* _Work instructions_: Find each line holding the word "下表列出了" and give the number of such lines, nothing else.

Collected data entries
____________

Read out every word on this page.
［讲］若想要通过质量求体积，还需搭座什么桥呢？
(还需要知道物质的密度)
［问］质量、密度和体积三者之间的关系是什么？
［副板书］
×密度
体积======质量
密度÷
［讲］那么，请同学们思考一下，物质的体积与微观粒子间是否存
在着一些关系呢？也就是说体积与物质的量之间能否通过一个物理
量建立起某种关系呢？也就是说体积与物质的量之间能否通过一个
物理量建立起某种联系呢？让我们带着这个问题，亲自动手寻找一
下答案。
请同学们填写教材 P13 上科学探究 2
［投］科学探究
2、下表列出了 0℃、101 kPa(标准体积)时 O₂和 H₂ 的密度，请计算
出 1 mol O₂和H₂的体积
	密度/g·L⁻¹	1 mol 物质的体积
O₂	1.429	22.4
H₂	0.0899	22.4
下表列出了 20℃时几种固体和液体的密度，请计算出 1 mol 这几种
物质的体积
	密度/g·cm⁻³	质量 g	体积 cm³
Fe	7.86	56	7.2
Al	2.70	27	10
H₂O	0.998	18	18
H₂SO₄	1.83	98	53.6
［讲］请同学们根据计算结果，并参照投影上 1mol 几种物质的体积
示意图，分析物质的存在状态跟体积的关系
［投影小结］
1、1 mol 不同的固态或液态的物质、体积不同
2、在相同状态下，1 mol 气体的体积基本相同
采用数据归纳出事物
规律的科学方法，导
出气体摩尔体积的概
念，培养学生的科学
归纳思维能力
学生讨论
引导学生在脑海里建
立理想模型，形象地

____________

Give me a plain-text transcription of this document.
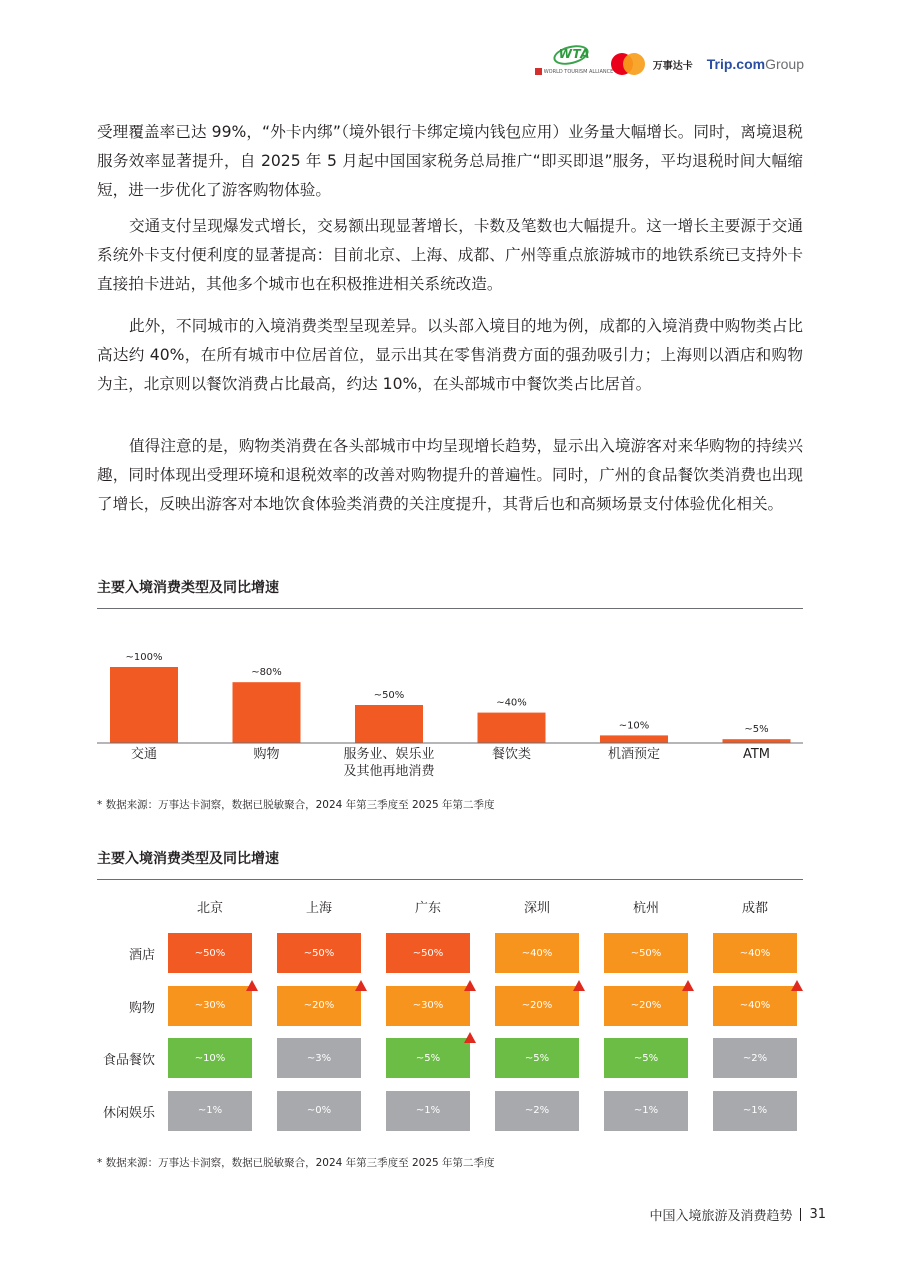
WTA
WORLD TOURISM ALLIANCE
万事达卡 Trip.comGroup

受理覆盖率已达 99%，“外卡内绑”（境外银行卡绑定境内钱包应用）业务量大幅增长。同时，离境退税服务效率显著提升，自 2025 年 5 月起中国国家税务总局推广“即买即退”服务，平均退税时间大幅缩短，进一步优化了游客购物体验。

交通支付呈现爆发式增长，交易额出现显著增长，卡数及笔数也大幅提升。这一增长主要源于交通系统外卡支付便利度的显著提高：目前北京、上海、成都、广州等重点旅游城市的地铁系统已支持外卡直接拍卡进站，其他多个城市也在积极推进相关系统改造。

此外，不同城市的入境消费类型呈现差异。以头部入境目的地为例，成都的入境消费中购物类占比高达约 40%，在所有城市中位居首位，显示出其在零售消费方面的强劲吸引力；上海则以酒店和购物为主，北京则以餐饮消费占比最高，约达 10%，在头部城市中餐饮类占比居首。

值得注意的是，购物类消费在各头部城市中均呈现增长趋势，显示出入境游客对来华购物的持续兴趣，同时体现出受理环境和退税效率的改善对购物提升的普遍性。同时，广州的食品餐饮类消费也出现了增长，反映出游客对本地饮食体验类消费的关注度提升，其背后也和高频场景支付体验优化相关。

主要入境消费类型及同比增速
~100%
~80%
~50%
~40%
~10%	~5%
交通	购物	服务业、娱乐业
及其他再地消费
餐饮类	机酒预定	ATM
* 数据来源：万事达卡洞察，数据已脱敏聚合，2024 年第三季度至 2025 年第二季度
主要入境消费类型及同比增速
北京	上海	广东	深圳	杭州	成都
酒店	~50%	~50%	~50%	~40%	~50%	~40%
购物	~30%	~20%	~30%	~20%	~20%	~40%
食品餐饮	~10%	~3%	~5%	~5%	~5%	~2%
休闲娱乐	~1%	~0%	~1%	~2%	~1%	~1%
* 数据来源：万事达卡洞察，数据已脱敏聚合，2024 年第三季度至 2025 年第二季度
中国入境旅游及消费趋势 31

____________

* _Answer to the exercise_: 2